Task instructions:
Each entry below should be reproduced character for character.

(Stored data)

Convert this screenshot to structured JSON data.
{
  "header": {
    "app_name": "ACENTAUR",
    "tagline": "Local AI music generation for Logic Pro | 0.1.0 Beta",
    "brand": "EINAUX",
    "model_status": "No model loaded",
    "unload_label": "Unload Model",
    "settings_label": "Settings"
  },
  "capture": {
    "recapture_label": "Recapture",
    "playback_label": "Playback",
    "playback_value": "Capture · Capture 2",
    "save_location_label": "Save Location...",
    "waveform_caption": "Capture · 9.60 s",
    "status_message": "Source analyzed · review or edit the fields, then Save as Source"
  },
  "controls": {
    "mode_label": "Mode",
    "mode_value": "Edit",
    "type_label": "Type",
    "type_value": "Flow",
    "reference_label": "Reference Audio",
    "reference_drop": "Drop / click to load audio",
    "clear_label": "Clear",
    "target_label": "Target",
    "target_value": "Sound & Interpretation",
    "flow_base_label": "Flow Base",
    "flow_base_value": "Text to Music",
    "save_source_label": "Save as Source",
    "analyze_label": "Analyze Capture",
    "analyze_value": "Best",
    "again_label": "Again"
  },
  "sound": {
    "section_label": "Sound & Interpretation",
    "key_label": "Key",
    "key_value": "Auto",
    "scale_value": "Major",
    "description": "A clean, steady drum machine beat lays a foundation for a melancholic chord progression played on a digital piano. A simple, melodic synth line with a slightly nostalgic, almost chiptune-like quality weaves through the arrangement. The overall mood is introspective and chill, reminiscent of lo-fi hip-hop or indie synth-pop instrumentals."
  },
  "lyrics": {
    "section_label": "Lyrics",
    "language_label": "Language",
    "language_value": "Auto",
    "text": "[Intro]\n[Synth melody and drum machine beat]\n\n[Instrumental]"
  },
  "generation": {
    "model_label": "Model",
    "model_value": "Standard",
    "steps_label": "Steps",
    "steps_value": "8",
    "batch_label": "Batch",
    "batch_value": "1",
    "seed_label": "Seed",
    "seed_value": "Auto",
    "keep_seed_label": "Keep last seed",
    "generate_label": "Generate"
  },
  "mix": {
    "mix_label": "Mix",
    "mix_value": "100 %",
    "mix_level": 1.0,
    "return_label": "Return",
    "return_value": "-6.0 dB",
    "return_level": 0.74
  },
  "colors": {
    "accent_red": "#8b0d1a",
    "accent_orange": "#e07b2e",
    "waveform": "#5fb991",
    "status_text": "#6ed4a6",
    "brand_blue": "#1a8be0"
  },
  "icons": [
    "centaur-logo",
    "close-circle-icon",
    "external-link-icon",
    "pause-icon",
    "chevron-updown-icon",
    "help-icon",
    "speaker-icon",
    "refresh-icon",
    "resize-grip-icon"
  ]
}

Result for this exercise:
Convert this screenshot to structured JSON data.
{
  "header": {
    "app_name": "ACENTAUR",
    "tagline": "Local AI music generation for Logic Pro | 0.1.0 Beta",
    "brand": "EINAUX",
    "model_status": "No model loaded",
    "unload_label": "Unload Model",
    "settings_label": "Settings"
  },
  "capture": {
    "recapture_label": "Recapture",
    "playback_label": "Playback",
    "playback_value": "Capture · Capture 2",
    "save_location_label": "Save Location...",
    "waveform_caption": "Capture · 9.60 s",
    "status_message": "Source analyzed · review or edit the fields, then Save as Source"
  },
  "controls": {
    "mode_label": "Mode",
    "mode_value": "Edit",
    "type_label": "Type",
    "type_value": "Flow",
    "reference_label": "Reference Audio",
    "reference_drop": "Drop / click to load audio",
    "clear_label": "Clear",
    "target_label": "Target",
    "target_value": "Sound & Interpretation",
    "flow_base_label": "Flow Base",
    "flow_base_value": "Text to Music",
    "save_source_label": "Save as Source",
    "analyze_label": "Analyze Capture",
    "analyze_value": "Best",
    "again_label": "Again"
  },
  "sound": {
    "section_label": "Sound & Interpretation",
    "key_label": "Key",
    "key_value": "Auto",
    "scale_value": "Major",
    "description": "A clean, steady drum machine beat lays a foundation for a melancholic chord progression played on a digital piano. A simple, melodic synth line with a slightly nostalgic, almost chiptune-like quality weaves through the arrangement. The overall mood is introspective and chill, reminiscent of lo-fi hip-hop or indie synth-pop instrumentals."
  },
  "lyrics": {
    "section_label": "Lyrics",
    "language_label": "Language",
    "language_value": "Auto",
    "text": "[Intro]\n[Synth melody and drum machine beat]\n\n[Instrumental]"
  },
  "generation": {
    "model_label": "Model",
    "model_value": "Standard",
    "steps_label": "Steps",
    "steps_value": "8",
    "batch_label": "Batch",
    "batch_value": "1",
    "seed_label": "Seed",
    "seed_value": "Auto",
    "keep_seed_label": "Keep last seed",
    "generate_label": "Generate"
  },
  "mix": {
    "mix_label": "Mix",
    "mix_value": "100 %",
    "mix_level": 1.0,
    "return_label": "Return",
    "return_value": "-6.0 dB",
    "return_level": 0.74
  },
  "colors": {
    "accent_red": "#8b0d1a",
    "accent_orange": "#e07b2e",
    "waveform": "#5fb991",
    "status_text": "#6ed4a6",
    "brand_blue": "#1a8be0"
  },
  "icons": [
    "centaur-logo",
    "close-circle-icon",
    "external-link-icon",
    "pause-icon",
    "chevron-updown-icon",
    "help-icon",
    "speaker-icon",
    "refresh-icon",
    "resize-grip-icon"
  ]
}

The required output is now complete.